»»

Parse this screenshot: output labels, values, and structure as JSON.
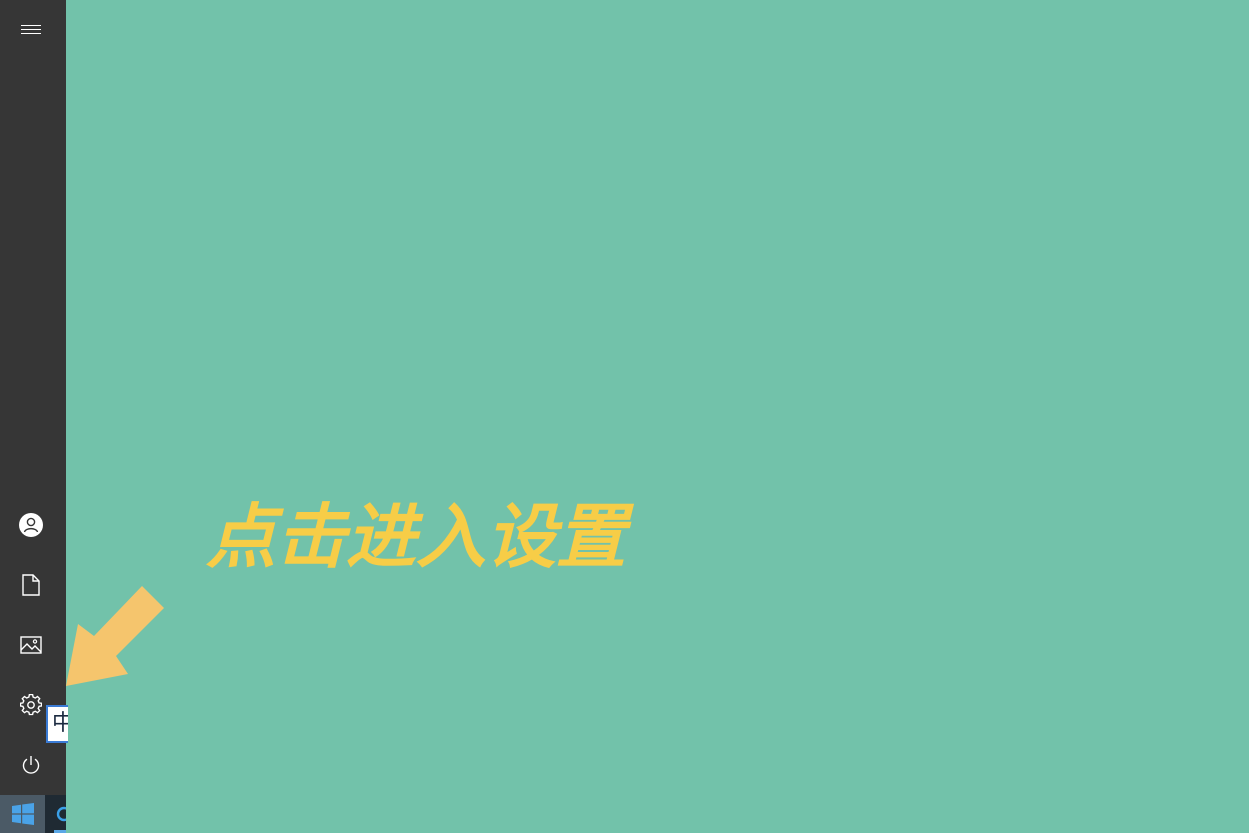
{
  "desktop": {
    "background_color": "#72c2aa"
  },
  "start_menu": {
    "rail_color": "#363636",
    "buttons": [
      {
        "icon": "hamburger-menu-icon"
      },
      {
        "icon": "user-account-icon"
      },
      {
        "icon": "documents-icon"
      },
      {
        "icon": "pictures-icon"
      },
      {
        "icon": "settings-gear-icon"
      },
      {
        "icon": "power-icon"
      }
    ],
    "tooltip": {
      "visible_text": "中"
    }
  },
  "taskbar": {
    "start_icon": "windows-logo-icon",
    "start_color": "#4aa3e8",
    "indicator_color": "#5aa7e6"
  },
  "annotation": {
    "text": "点击进入设置",
    "color": "#f7cd47",
    "arrow_color": "#f5c56d"
  }
}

««

Transcribe every entry above exactly. Omit all pictures.

## [COMPLETED TASK]
Parse this screenshot: output labels, values, and structure as JSON.
{
  "desktop": {
    "background_color": "#72c2aa"
  },
  "start_menu": {
    "rail_color": "#363636",
    "buttons": [
      {
        "icon": "hamburger-menu-icon"
      },
      {
        "icon": "user-account-icon"
      },
      {
        "icon": "documents-icon"
      },
      {
        "icon": "pictures-icon"
      },
      {
        "icon": "settings-gear-icon"
      },
      {
        "icon": "power-icon"
      }
    ],
    "tooltip": {
      "visible_text": "中"
    }
  },
  "taskbar": {
    "start_icon": "windows-logo-icon",
    "start_color": "#4aa3e8",
    "indicator_color": "#5aa7e6"
  },
  "annotation": {
    "text": "点击进入设置",
    "color": "#f7cd47",
    "arrow_color": "#f5c56d"
  }
}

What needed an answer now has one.